→ Task input
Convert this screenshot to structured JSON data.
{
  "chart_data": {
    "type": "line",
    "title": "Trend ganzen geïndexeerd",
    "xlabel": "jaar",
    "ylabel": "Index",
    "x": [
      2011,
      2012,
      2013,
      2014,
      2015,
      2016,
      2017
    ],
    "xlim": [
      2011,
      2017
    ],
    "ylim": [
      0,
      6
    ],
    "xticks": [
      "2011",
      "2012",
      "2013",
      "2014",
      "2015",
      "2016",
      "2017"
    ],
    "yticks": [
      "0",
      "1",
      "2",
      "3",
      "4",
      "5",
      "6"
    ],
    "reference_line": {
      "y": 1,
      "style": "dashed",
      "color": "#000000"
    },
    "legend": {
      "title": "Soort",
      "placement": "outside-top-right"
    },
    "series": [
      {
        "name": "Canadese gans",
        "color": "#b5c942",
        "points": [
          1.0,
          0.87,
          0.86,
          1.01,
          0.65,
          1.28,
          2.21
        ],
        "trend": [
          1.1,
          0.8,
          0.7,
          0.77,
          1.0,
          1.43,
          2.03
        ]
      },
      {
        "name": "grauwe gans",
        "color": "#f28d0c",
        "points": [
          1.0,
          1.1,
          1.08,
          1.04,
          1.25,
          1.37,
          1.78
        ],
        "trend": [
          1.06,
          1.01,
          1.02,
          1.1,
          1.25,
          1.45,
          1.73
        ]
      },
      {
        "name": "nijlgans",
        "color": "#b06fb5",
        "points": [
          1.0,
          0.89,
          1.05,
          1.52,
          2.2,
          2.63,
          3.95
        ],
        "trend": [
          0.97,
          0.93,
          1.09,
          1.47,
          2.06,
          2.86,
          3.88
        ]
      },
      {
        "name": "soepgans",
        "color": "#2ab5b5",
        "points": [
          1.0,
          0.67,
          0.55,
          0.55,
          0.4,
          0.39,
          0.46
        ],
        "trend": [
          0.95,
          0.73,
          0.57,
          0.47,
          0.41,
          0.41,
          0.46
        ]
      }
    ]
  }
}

→ The request
Retype the listing. Match it exactly.

→ Response for this exercise
Convert this screenshot to structured JSON data.
{
  "chart_data": {
    "type": "line",
    "title": "Trend ganzen geïndexeerd",
    "xlabel": "jaar",
    "ylabel": "Index",
    "x": [
      2011,
      2012,
      2013,
      2014,
      2015,
      2016,
      2017
    ],
    "xlim": [
      2011,
      2017
    ],
    "ylim": [
      0,
      6
    ],
    "xticks": [
      "2011",
      "2012",
      "2013",
      "2014",
      "2015",
      "2016",
      "2017"
    ],
    "yticks": [
      "0",
      "1",
      "2",
      "3",
      "4",
      "5",
      "6"
    ],
    "reference_line": {
      "y": 1,
      "style": "dashed",
      "color": "#000000"
    },
    "legend": {
      "title": "Soort",
      "placement": "outside-top-right"
    },
    "series": [
      {
        "name": "Canadese gans",
        "color": "#b5c942",
        "points": [
          1.0,
          0.87,
          0.86,
          1.01,
          0.65,
          1.28,
          2.21
        ],
        "trend": [
          1.1,
          0.8,
          0.7,
          0.77,
          1.0,
          1.43,
          2.03
        ]
      },
      {
        "name": "grauwe gans",
        "color": "#f28d0c",
        "points": [
          1.0,
          1.1,
          1.08,
          1.04,
          1.25,
          1.37,
          1.78
        ],
        "trend": [
          1.06,
          1.01,
          1.02,
          1.1,
          1.25,
          1.45,
          1.73
        ]
      },
      {
        "name": "nijlgans",
        "color": "#b06fb5",
        "points": [
          1.0,
          0.89,
          1.05,
          1.52,
          2.2,
          2.63,
          3.95
        ],
        "trend": [
          0.97,
          0.93,
          1.09,
          1.47,
          2.06,
          2.86,
          3.88
        ]
      },
      {
        "name": "soepgans",
        "color": "#2ab5b5",
        "points": [
          1.0,
          0.67,
          0.55,
          0.55,
          0.4,
          0.39,
          0.46
        ],
        "trend": [
          0.95,
          0.73,
          0.57,
          0.47,
          0.41,
          0.41,
          0.46
        ]
      }
    ]
  }
}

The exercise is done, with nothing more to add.